● Problem details
Check every line below for the word "Signal" and copy the ones that have it.

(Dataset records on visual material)
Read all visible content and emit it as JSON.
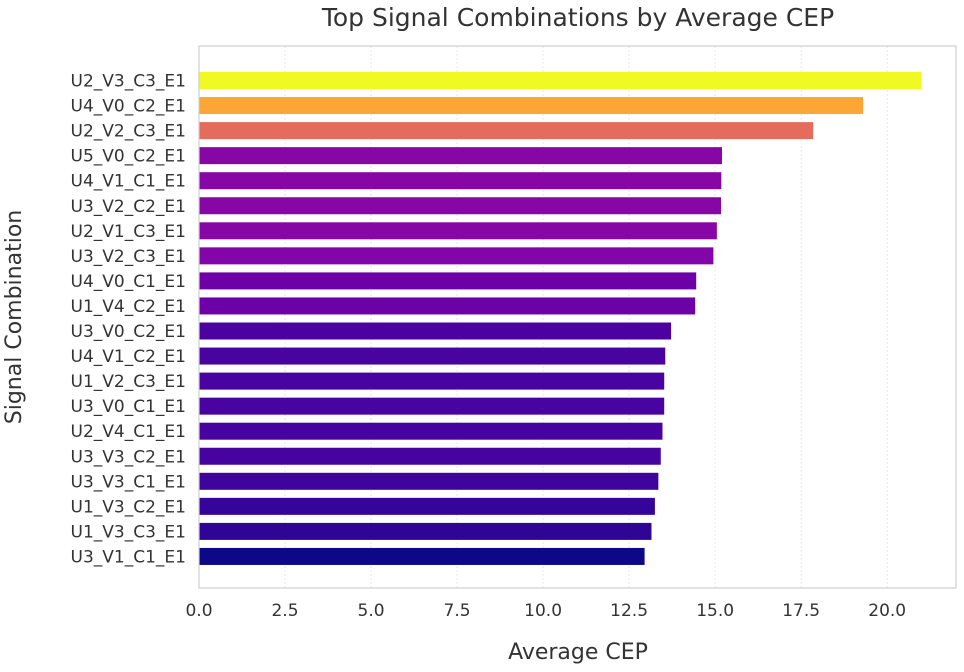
{
  "chart_data": {
    "type": "bar",
    "orientation": "horizontal",
    "title": "Top Signal Combinations by Average CEP",
    "xlabel": "Average CEP",
    "ylabel": "Signal Combination",
    "xlim": [
      0,
      22.0
    ],
    "xticks": [
      "0.0",
      "2.5",
      "5.0",
      "7.5",
      "10.0",
      "12.5",
      "15.0",
      "17.5",
      "20.0"
    ],
    "xtick_values": [
      0,
      2.5,
      5,
      7.5,
      10,
      12.5,
      15,
      17.5,
      20
    ],
    "grid": true,
    "colormap": "plasma",
    "categories": [
      "U2_V3_C3_E1",
      "U4_V0_C2_E1",
      "U2_V2_C3_E1",
      "U5_V0_C2_E1",
      "U4_V1_C1_E1",
      "U3_V2_C2_E1",
      "U2_V1_C3_E1",
      "U3_V2_C3_E1",
      "U4_V0_C1_E1",
      "U1_V4_C2_E1",
      "U3_V0_C2_E1",
      "U4_V1_C2_E1",
      "U1_V2_C3_E1",
      "U3_V0_C1_E1",
      "U2_V4_C1_E1",
      "U3_V3_C2_E1",
      "U3_V3_C1_E1",
      "U1_V3_C2_E1",
      "U1_V3_C3_E1",
      "U3_V1_C1_E1"
    ],
    "values": [
      21.0,
      19.3,
      17.85,
      15.2,
      15.18,
      15.17,
      15.05,
      14.95,
      14.45,
      14.42,
      13.72,
      13.55,
      13.52,
      13.52,
      13.47,
      13.42,
      13.35,
      13.25,
      13.15,
      12.95
    ],
    "colors": [
      "#f0f921",
      "#fca636",
      "#e56b5d",
      "#8606a6",
      "#8606a6",
      "#8606a6",
      "#8606a6",
      "#8405a7",
      "#6e00a8",
      "#6e00a8",
      "#4c02a1",
      "#4903a0",
      "#4903a0",
      "#4903a0",
      "#46039f",
      "#46039f",
      "#3e049c",
      "#35049b",
      "#2f0596",
      "#0d0887"
    ]
  }
}
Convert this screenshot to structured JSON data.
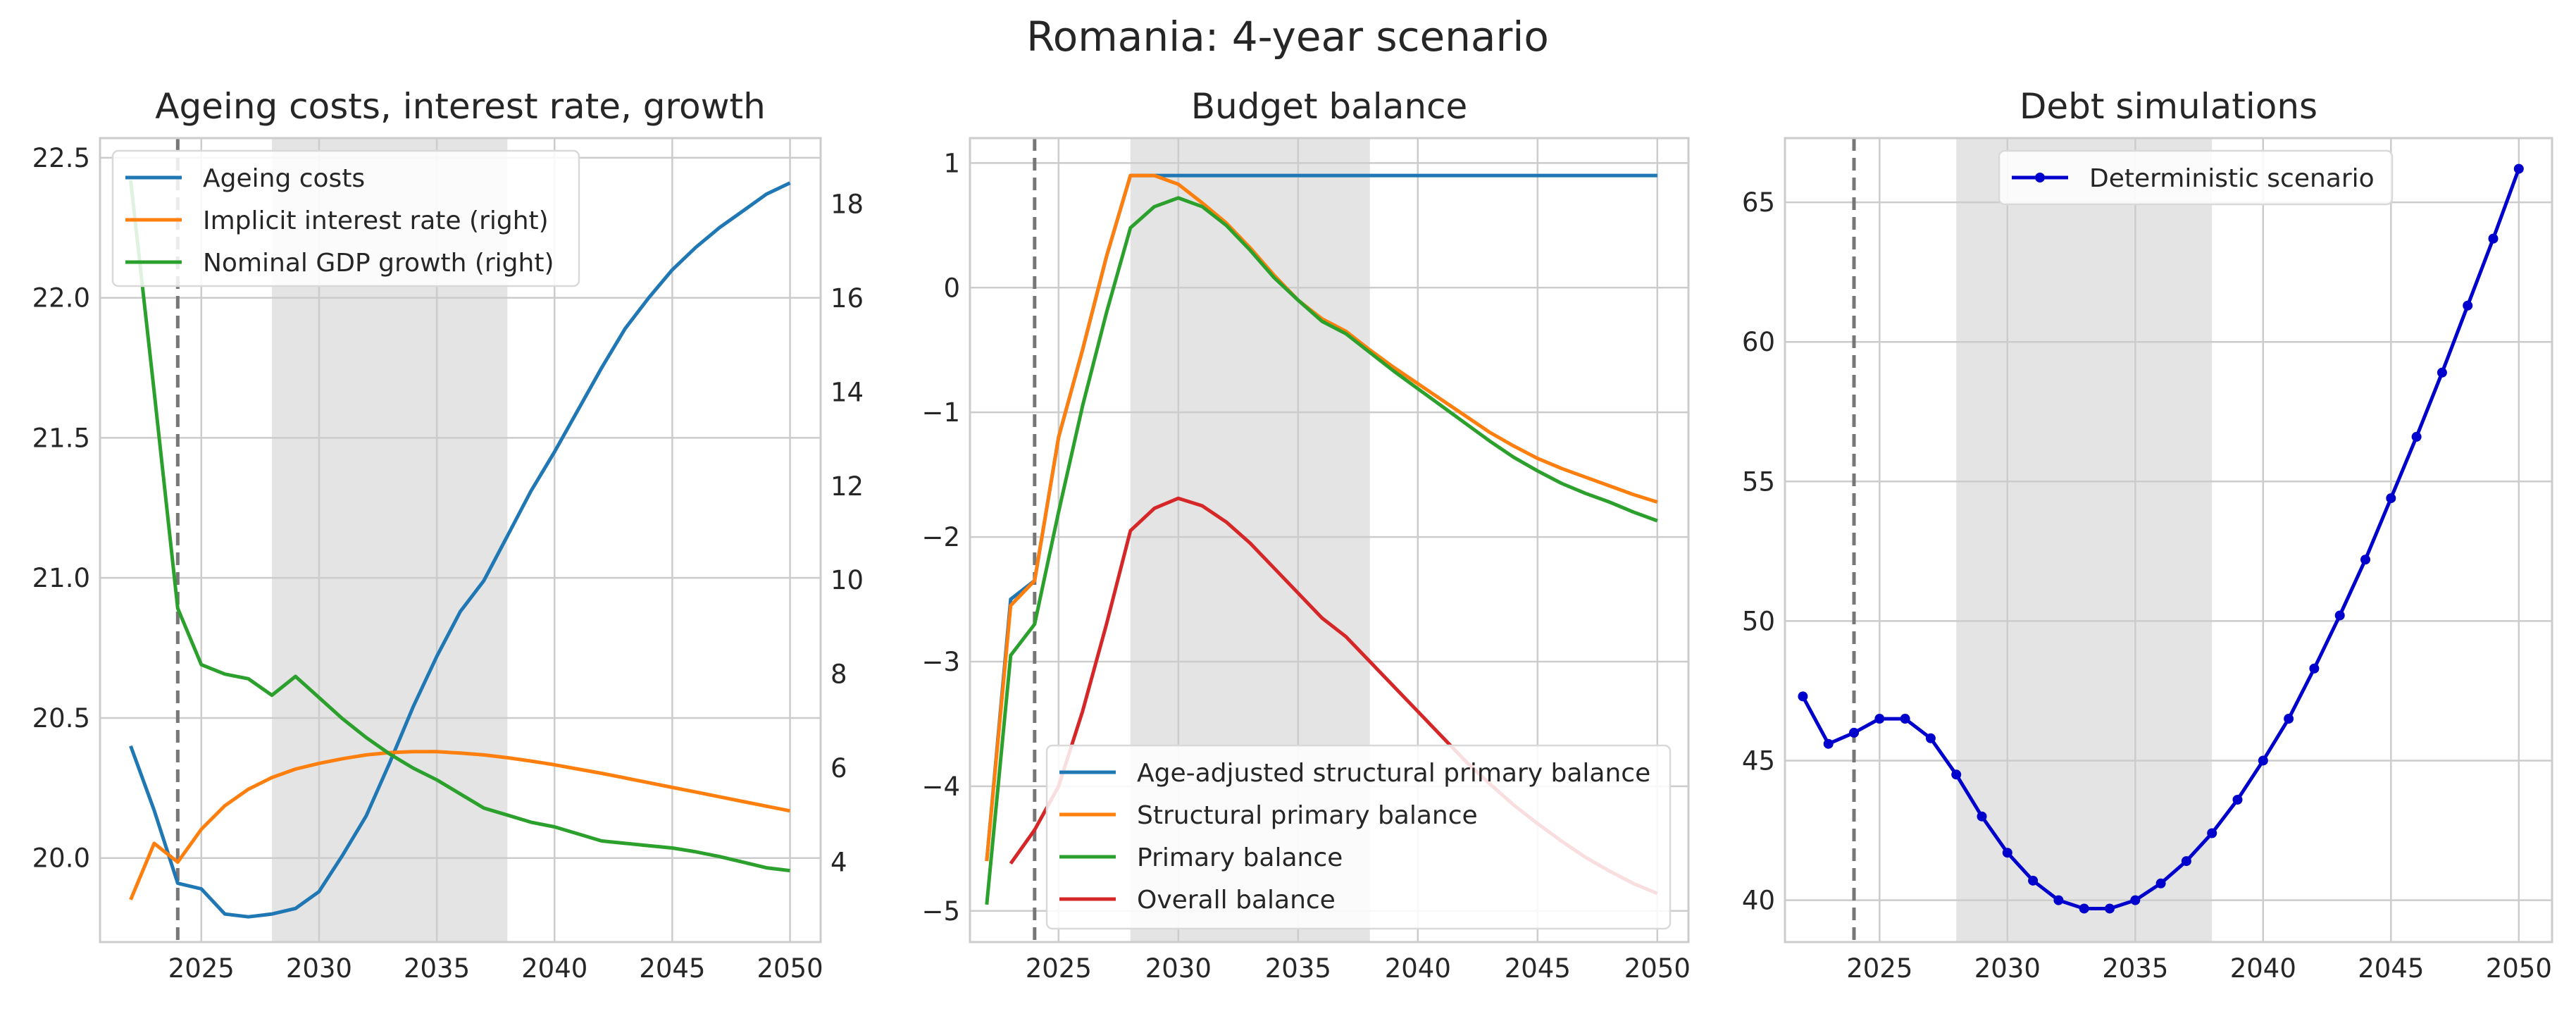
{
  "suptitle": "Romania: 4-year scenario",
  "colors": {
    "blue": "#1f77b4",
    "orange": "#ff7f0e",
    "green": "#2ca02c",
    "red": "#d62728",
    "debt_blue": "#0000cc",
    "grid": "#cccccc",
    "shade": "#e4e4e4",
    "vline": "#777777"
  },
  "chart_data": [
    {
      "type": "line",
      "title": "Ageing costs, interest rate, growth",
      "xlim": [
        2020.7,
        2051.3
      ],
      "ylim": [
        19.7,
        22.57
      ],
      "y2lim": [
        2.3,
        19.4
      ],
      "xticks": [
        2025,
        2030,
        2035,
        2040,
        2045,
        2050
      ],
      "yticks": [
        20.0,
        20.5,
        21.0,
        21.5,
        22.0,
        22.5
      ],
      "ytick_labels": [
        "20.0",
        "20.5",
        "21.0",
        "21.5",
        "22.0",
        "22.5"
      ],
      "y2ticks": [
        4,
        6,
        8,
        10,
        12,
        14,
        16,
        18
      ],
      "grid": true,
      "legend_position": "upper-left",
      "shaded_region": [
        2028,
        2038
      ],
      "vline": 2024,
      "series": [
        {
          "name": "Ageing costs",
          "axis": "left",
          "color": "#1f77b4",
          "x": [
            2022,
            2023,
            2024,
            2025,
            2026,
            2027,
            2028,
            2029,
            2030,
            2031,
            2032,
            2033,
            2034,
            2035,
            2036,
            2037,
            2038,
            2039,
            2040,
            2041,
            2042,
            2043,
            2044,
            2045,
            2046,
            2047,
            2048,
            2049,
            2050
          ],
          "y": [
            20.4,
            20.17,
            19.91,
            19.89,
            19.8,
            19.79,
            19.8,
            19.82,
            19.88,
            20.01,
            20.15,
            20.34,
            20.54,
            20.72,
            20.88,
            20.99,
            21.15,
            21.31,
            21.45,
            21.6,
            21.75,
            21.89,
            22.0,
            22.1,
            22.18,
            22.25,
            22.31,
            22.37,
            22.41
          ]
        },
        {
          "name": "Implicit interest rate (right)",
          "axis": "right",
          "color": "#ff7f0e",
          "x": [
            2022,
            2023,
            2024,
            2025,
            2026,
            2027,
            2028,
            2029,
            2030,
            2031,
            2032,
            2033,
            2034,
            2035,
            2036,
            2037,
            2038,
            2039,
            2040,
            2041,
            2042,
            2043,
            2044,
            2045,
            2046,
            2047,
            2048,
            2049,
            2050
          ],
          "y": [
            3.2,
            4.4,
            4.0,
            4.7,
            5.2,
            5.55,
            5.8,
            5.98,
            6.1,
            6.2,
            6.28,
            6.33,
            6.35,
            6.35,
            6.32,
            6.28,
            6.22,
            6.15,
            6.07,
            5.98,
            5.89,
            5.79,
            5.69,
            5.59,
            5.49,
            5.39,
            5.29,
            5.19,
            5.09
          ]
        },
        {
          "name": "Nominal GDP growth (right)",
          "axis": "right",
          "color": "#2ca02c",
          "x": [
            2022,
            2023,
            2024,
            2025,
            2026,
            2027,
            2028,
            2029,
            2030,
            2031,
            2032,
            2033,
            2034,
            2035,
            2036,
            2037,
            2038,
            2039,
            2040,
            2041,
            2042,
            2043,
            2044,
            2045,
            2046,
            2047,
            2048,
            2049,
            2050
          ],
          "y": [
            18.5,
            14.0,
            9.4,
            8.2,
            8.0,
            7.9,
            7.55,
            7.95,
            7.5,
            7.05,
            6.65,
            6.3,
            6.0,
            5.75,
            5.45,
            5.15,
            5.0,
            4.85,
            4.75,
            4.6,
            4.45,
            4.4,
            4.35,
            4.3,
            4.22,
            4.12,
            4.0,
            3.88,
            3.82
          ]
        }
      ]
    },
    {
      "type": "line",
      "title": "Budget balance",
      "xlim": [
        2021.3,
        2051.3
      ],
      "ylim": [
        -5.25,
        1.2
      ],
      "xticks": [
        2025,
        2030,
        2035,
        2040,
        2045,
        2050
      ],
      "yticks": [
        -5,
        -4,
        -3,
        -2,
        -1,
        0,
        1
      ],
      "ytick_labels": [
        "−5",
        "−4",
        "−3",
        "−2",
        "−1",
        "0",
        "1"
      ],
      "grid": true,
      "legend_position": "lower-right",
      "shaded_region": [
        2028,
        2038
      ],
      "vline": 2024,
      "series": [
        {
          "name": "Age-adjusted structural primary balance",
          "color": "#1f77b4",
          "x": [
            2022,
            2023,
            2024,
            2025,
            2026,
            2027,
            2028,
            2029,
            2030,
            2031,
            2032,
            2033,
            2034,
            2035,
            2036,
            2037,
            2038,
            2039,
            2040,
            2041,
            2042,
            2043,
            2044,
            2045,
            2046,
            2047,
            2048,
            2049,
            2050
          ],
          "y": [
            -4.6,
            -2.5,
            -2.35,
            -1.2,
            -0.5,
            0.25,
            0.9,
            0.9,
            0.9,
            0.9,
            0.9,
            0.9,
            0.9,
            0.9,
            0.9,
            0.9,
            0.9,
            0.9,
            0.9,
            0.9,
            0.9,
            0.9,
            0.9,
            0.9,
            0.9,
            0.9,
            0.9,
            0.9,
            0.9
          ]
        },
        {
          "name": "Structural primary balance",
          "color": "#ff7f0e",
          "x": [
            2022,
            2023,
            2024,
            2025,
            2026,
            2027,
            2028,
            2029,
            2030,
            2031,
            2032,
            2033,
            2034,
            2035,
            2036,
            2037,
            2038,
            2039,
            2040,
            2041,
            2042,
            2043,
            2044,
            2045,
            2046,
            2047,
            2048,
            2049,
            2050
          ],
          "y": [
            -4.6,
            -2.55,
            -2.35,
            -1.2,
            -0.5,
            0.25,
            0.9,
            0.9,
            0.83,
            0.68,
            0.52,
            0.32,
            0.1,
            -0.1,
            -0.25,
            -0.35,
            -0.5,
            -0.64,
            -0.77,
            -0.9,
            -1.03,
            -1.16,
            -1.27,
            -1.37,
            -1.45,
            -1.52,
            -1.59,
            -1.66,
            -1.72
          ]
        },
        {
          "name": "Primary balance",
          "color": "#2ca02c",
          "x": [
            2022,
            2023,
            2024,
            2025,
            2026,
            2027,
            2028,
            2029,
            2030,
            2031,
            2032,
            2033,
            2034,
            2035,
            2036,
            2037,
            2038,
            2039,
            2040,
            2041,
            2042,
            2043,
            2044,
            2045,
            2046,
            2047,
            2048,
            2049,
            2050
          ],
          "y": [
            -4.95,
            -2.95,
            -2.7,
            -1.8,
            -0.95,
            -0.2,
            0.48,
            0.65,
            0.72,
            0.65,
            0.5,
            0.3,
            0.08,
            -0.1,
            -0.27,
            -0.37,
            -0.52,
            -0.67,
            -0.81,
            -0.95,
            -1.09,
            -1.23,
            -1.36,
            -1.47,
            -1.57,
            -1.65,
            -1.72,
            -1.8,
            -1.87
          ]
        },
        {
          "name": "Overall balance",
          "color": "#d62728",
          "x": [
            2023,
            2024,
            2025,
            2026,
            2027,
            2028,
            2029,
            2030,
            2031,
            2032,
            2033,
            2034,
            2035,
            2036,
            2037,
            2038,
            2039,
            2040,
            2041,
            2042,
            2043,
            2044,
            2045,
            2046,
            2047,
            2048,
            2049,
            2050
          ],
          "y": [
            -4.62,
            -4.35,
            -4.0,
            -3.4,
            -2.7,
            -1.95,
            -1.77,
            -1.69,
            -1.75,
            -1.88,
            -2.05,
            -2.25,
            -2.45,
            -2.65,
            -2.8,
            -3.0,
            -3.2,
            -3.4,
            -3.6,
            -3.8,
            -3.98,
            -4.15,
            -4.3,
            -4.44,
            -4.57,
            -4.68,
            -4.78,
            -4.86
          ]
        }
      ]
    },
    {
      "type": "line",
      "title": "Debt simulations",
      "xlim": [
        2021.3,
        2051.3
      ],
      "ylim": [
        38.5,
        67.3
      ],
      "xticks": [
        2025,
        2030,
        2035,
        2040,
        2045,
        2050
      ],
      "yticks": [
        40,
        45,
        50,
        55,
        60,
        65
      ],
      "ytick_labels": [
        "40",
        "45",
        "50",
        "55",
        "60",
        "65"
      ],
      "grid": true,
      "legend_position": "upper-center",
      "shaded_region": [
        2028,
        2038
      ],
      "vline": 2024,
      "series": [
        {
          "name": "Deterministic scenario",
          "color": "#0000cc",
          "markers": true,
          "x": [
            2022,
            2023,
            2024,
            2025,
            2026,
            2027,
            2028,
            2029,
            2030,
            2031,
            2032,
            2033,
            2034,
            2035,
            2036,
            2037,
            2038,
            2039,
            2040,
            2041,
            2042,
            2043,
            2044,
            2045,
            2046,
            2047,
            2048,
            2049,
            2050
          ],
          "y": [
            47.3,
            45.6,
            46.0,
            46.5,
            46.5,
            45.8,
            44.5,
            43.0,
            41.7,
            40.7,
            40.0,
            39.7,
            39.7,
            40.0,
            40.6,
            41.4,
            42.4,
            43.6,
            45.0,
            46.5,
            48.3,
            50.2,
            52.2,
            54.4,
            56.6,
            58.9,
            61.3,
            63.7,
            66.2
          ]
        }
      ]
    }
  ]
}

● Task result
    "title": "Top Signal Combinations by Average CEP",
    "ylabel": "Signal Combination",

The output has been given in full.